WRITTEN TASK:
Write the data below out exactly as it stands. Do not include the pictures.

··· INPUT MATERIAL ···

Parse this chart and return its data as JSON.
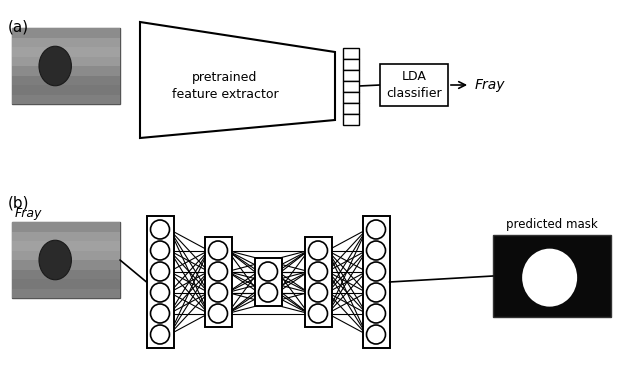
{
  "fig_width": 6.4,
  "fig_height": 3.88,
  "bg_color": "#ffffff",
  "panel_a_label": "(a)",
  "panel_b_label": "(b)",
  "fray_label_a": "Fray",
  "fray_label_b": "Fray",
  "pretrained_text": "pretrained\nfeature extractor",
  "lda_text": "LDA\nclassifier",
  "predicted_mask_text": "predicted mask",
  "line_color": "#000000"
}
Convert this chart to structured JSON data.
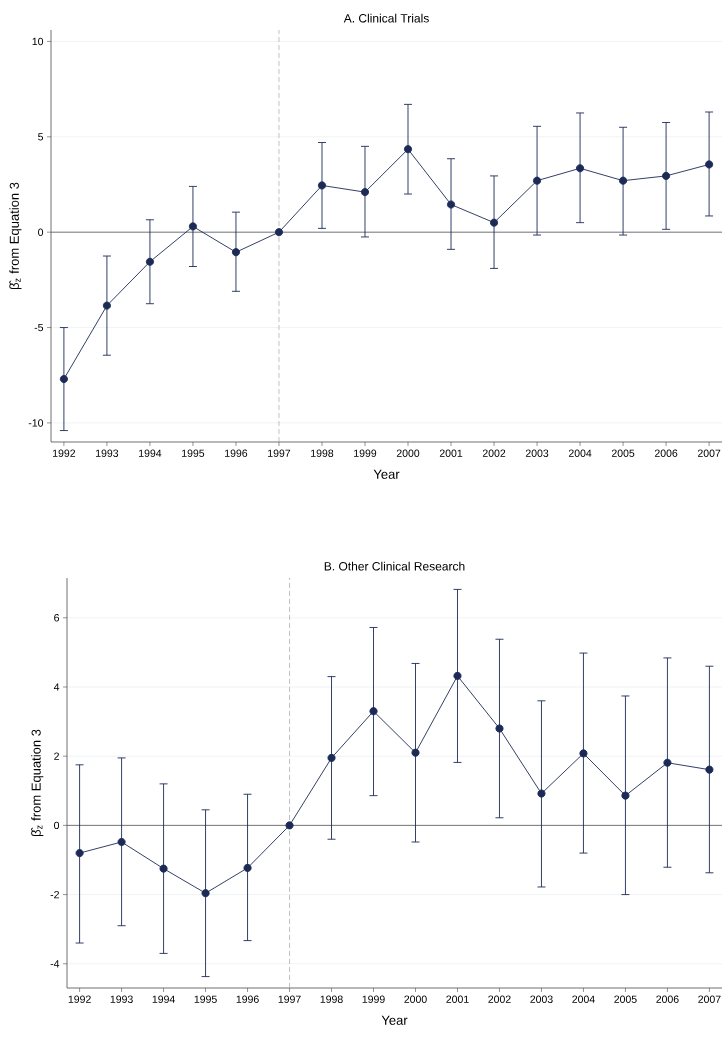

···

SOLVED PROBLEM:
Parse this chart and return its data as JSON.
{
  "fig_width": 6.4,
  "fig_height": 3.88,
  "bg_color": "#ffffff",
  "panel_a_label": "(a)",
  "panel_b_label": "(b)",
  "fray_label_a": "Fray",
  "fray_label_b": "Fray",
  "pretrained_text": "pretrained\nfeature extractor",
  "lda_text": "LDA\nclassifier",
  "predicted_mask_text": "predicted mask",
  "line_color": "#000000"
}
Convert this chart to structured JSON data.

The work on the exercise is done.